_Directive a_: Summarize the podcast transcript in two sentences.

Jani: Hello, everyone. Welcome to He Restores My Soul with Jani Ortlund and Heidi Howerton. Today, I get to welcome my husband, Ray, back into the studio with me. Thank you, Ray, for coming again.
Ray: Honey, thank you for the invitation. It’s great to be with you. I’m glad I can enjoy this conversation with you and our listeners.
Jani: It’s really fun to have you here.
Ray: Oh it’s fun to be here.
Jani: Well, thanks.
We’re doing another “Ask Jani” episode, we really should call them “Ask Jani + Ray” because I need your wisdom on this. I need your theological background and knowledge and insight.
QUESTION for Today: “How did God get you through times of suffering?”
Here’s a question from a listener: “I have heard you mentioned different times of suffering in your life. Can you talk to us about your theology of suffering? How did God get you and your husband through times of suffering?”
Now Ray, I wonder if I can just toss this to you and ask you to set up for us a theology of suffering?

_Directive b_: In the records, rewrite the lines beginning at the line that contains "List 18 of the" and ending after the line that contains "x-axis-title: Time [min]: [264, 432, 322, 445]", replacing "pixel coordinates" with "pixel positions" and keeping everything else the same. Leave the pictures out of your answer.

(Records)
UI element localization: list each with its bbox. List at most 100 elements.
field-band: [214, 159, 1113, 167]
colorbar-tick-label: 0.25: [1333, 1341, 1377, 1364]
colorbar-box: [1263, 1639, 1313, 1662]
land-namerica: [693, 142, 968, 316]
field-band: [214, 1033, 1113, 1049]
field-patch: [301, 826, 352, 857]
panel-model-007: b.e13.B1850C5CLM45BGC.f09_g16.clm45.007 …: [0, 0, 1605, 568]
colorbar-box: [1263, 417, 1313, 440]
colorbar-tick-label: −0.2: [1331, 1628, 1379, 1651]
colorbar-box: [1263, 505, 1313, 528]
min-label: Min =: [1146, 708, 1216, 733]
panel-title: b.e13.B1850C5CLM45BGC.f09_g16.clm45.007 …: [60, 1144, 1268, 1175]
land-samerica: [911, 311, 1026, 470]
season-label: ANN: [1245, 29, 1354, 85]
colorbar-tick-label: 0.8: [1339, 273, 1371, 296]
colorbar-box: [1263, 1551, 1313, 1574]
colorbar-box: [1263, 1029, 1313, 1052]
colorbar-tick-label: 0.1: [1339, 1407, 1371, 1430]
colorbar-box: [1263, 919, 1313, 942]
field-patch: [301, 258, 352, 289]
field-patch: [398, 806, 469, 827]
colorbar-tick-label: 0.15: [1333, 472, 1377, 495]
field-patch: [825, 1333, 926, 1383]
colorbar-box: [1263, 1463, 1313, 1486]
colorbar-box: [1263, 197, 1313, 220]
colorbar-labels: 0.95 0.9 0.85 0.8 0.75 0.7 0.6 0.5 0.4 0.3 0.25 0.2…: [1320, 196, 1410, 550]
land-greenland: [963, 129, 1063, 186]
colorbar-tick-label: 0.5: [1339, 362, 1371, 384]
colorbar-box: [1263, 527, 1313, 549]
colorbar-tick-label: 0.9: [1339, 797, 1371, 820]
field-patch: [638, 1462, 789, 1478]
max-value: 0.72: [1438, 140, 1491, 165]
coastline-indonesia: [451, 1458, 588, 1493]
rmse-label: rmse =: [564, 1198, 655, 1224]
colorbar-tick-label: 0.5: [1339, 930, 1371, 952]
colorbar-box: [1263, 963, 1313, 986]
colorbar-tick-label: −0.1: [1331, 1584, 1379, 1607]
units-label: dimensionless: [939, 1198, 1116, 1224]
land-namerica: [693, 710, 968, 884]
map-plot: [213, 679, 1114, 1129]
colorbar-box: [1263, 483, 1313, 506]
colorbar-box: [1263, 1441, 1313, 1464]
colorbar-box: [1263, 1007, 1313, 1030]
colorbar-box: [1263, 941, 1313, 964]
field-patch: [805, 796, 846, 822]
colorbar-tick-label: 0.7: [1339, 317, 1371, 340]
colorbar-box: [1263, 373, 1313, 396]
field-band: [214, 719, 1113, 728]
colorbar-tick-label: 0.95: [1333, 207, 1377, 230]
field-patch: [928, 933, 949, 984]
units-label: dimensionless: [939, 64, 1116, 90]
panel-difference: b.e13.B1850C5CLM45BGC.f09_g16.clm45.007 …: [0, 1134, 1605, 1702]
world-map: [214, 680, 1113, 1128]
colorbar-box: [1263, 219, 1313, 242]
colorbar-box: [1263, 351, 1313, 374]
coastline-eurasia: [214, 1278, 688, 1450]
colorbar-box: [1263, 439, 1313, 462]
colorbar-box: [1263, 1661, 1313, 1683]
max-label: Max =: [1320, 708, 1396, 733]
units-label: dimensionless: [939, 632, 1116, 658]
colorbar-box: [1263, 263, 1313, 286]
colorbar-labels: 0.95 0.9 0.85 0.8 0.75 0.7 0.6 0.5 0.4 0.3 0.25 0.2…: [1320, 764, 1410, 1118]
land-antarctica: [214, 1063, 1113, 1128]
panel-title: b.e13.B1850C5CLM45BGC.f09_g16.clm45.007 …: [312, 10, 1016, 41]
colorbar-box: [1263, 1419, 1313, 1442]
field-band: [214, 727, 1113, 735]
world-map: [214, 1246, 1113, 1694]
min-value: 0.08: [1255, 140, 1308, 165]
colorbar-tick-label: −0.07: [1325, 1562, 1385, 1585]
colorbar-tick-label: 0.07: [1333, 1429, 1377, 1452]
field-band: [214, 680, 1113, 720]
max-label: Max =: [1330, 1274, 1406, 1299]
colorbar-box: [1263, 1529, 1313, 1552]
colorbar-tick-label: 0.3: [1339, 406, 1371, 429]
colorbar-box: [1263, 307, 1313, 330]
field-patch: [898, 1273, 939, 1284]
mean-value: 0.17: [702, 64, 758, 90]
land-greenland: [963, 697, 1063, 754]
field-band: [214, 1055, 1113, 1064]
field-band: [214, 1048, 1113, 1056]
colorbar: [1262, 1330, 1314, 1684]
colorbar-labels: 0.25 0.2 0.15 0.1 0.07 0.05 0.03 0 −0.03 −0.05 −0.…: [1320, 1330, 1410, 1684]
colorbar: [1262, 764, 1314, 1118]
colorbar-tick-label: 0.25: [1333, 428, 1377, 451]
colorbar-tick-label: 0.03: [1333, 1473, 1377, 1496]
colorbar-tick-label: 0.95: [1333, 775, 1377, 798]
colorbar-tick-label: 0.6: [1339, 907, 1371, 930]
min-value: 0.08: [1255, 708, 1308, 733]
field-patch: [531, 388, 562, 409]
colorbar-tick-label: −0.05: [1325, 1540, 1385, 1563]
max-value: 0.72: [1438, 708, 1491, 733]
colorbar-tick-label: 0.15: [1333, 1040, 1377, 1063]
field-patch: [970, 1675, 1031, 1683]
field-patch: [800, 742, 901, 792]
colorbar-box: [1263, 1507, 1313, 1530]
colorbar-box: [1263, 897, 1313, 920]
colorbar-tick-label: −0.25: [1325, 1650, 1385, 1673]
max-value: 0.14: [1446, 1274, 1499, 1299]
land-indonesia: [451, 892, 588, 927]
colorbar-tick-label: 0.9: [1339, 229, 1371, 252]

---

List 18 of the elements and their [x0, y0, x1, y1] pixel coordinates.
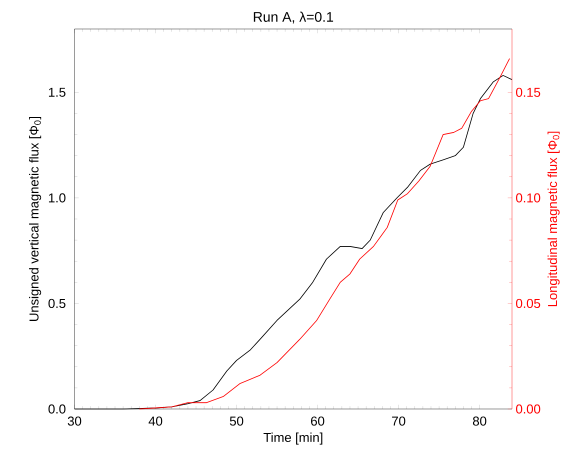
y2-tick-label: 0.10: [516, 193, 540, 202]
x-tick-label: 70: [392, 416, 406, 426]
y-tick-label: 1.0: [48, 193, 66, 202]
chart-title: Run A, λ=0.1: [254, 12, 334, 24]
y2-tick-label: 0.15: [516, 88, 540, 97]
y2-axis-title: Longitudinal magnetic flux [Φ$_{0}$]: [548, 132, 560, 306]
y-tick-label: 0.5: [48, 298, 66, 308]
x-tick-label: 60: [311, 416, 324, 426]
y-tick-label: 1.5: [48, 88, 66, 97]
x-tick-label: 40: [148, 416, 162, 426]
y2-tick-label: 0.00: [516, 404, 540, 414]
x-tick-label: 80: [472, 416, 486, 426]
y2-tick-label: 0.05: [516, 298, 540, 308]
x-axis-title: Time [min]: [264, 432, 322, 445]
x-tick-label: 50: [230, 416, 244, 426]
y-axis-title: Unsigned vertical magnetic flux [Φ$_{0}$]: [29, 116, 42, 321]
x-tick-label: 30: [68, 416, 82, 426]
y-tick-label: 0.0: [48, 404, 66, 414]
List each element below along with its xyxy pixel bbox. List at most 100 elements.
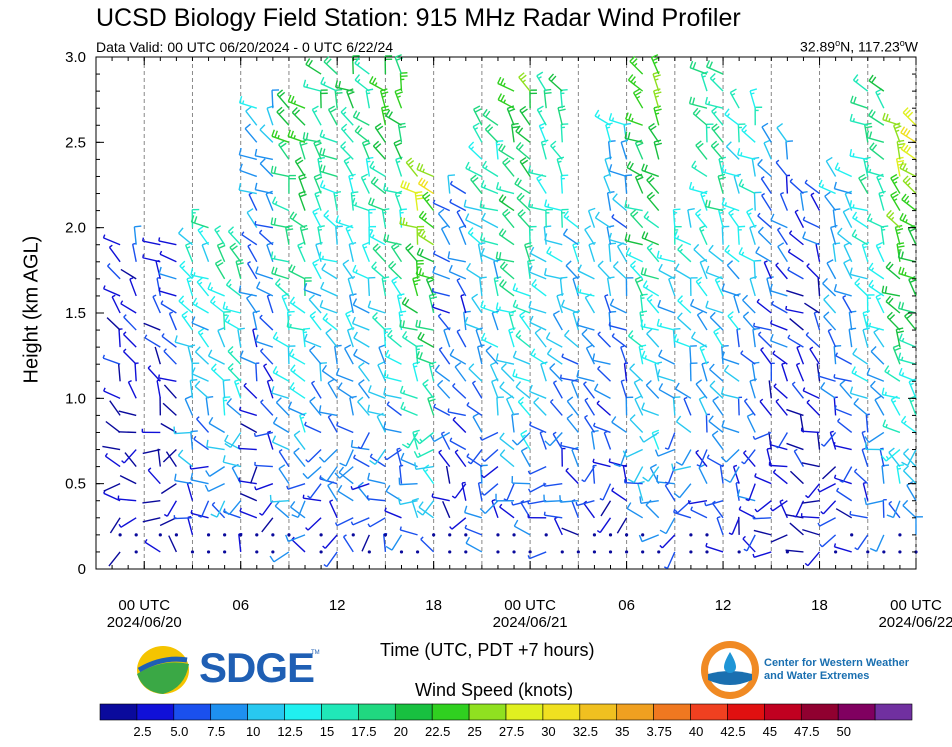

_Full response a_: On an "Ask Jani" episode of He Restores My Soul, Jani Ortlund welcomes her husband, Ray, back into the studio, saying she needs his theological background and insight. She reads a listener's question asking for their theology of suffering and how God got them through times of suffering, then asks Ray to set up a theology of suffering.

_Full response b_:
List 18 of the elements and their [x0, y0, x1, y1] pixel positions.
y2-tick-label: 0.10: [516, 193, 540, 202]
x-tick-label: 70: [392, 416, 406, 426]
y-tick-label: 1.0: [48, 193, 66, 202]
chart-title: Run A, λ=0.1: [254, 12, 334, 24]
y2-tick-label: 0.15: [516, 88, 540, 97]
y2-axis-title: Longitudinal magnetic flux [Φ$_{0}$]: [548, 132, 560, 306]
y-tick-label: 0.5: [48, 298, 66, 308]
x-tick-label: 60: [311, 416, 324, 426]
y-tick-label: 1.5: [48, 88, 66, 97]
x-tick-label: 40: [148, 416, 162, 426]
y2-tick-label: 0.00: [516, 404, 540, 414]
x-tick-label: 80: [472, 416, 486, 426]
y2-tick-label: 0.05: [516, 298, 540, 308]
x-axis-title: Time [min]: [264, 432, 322, 445]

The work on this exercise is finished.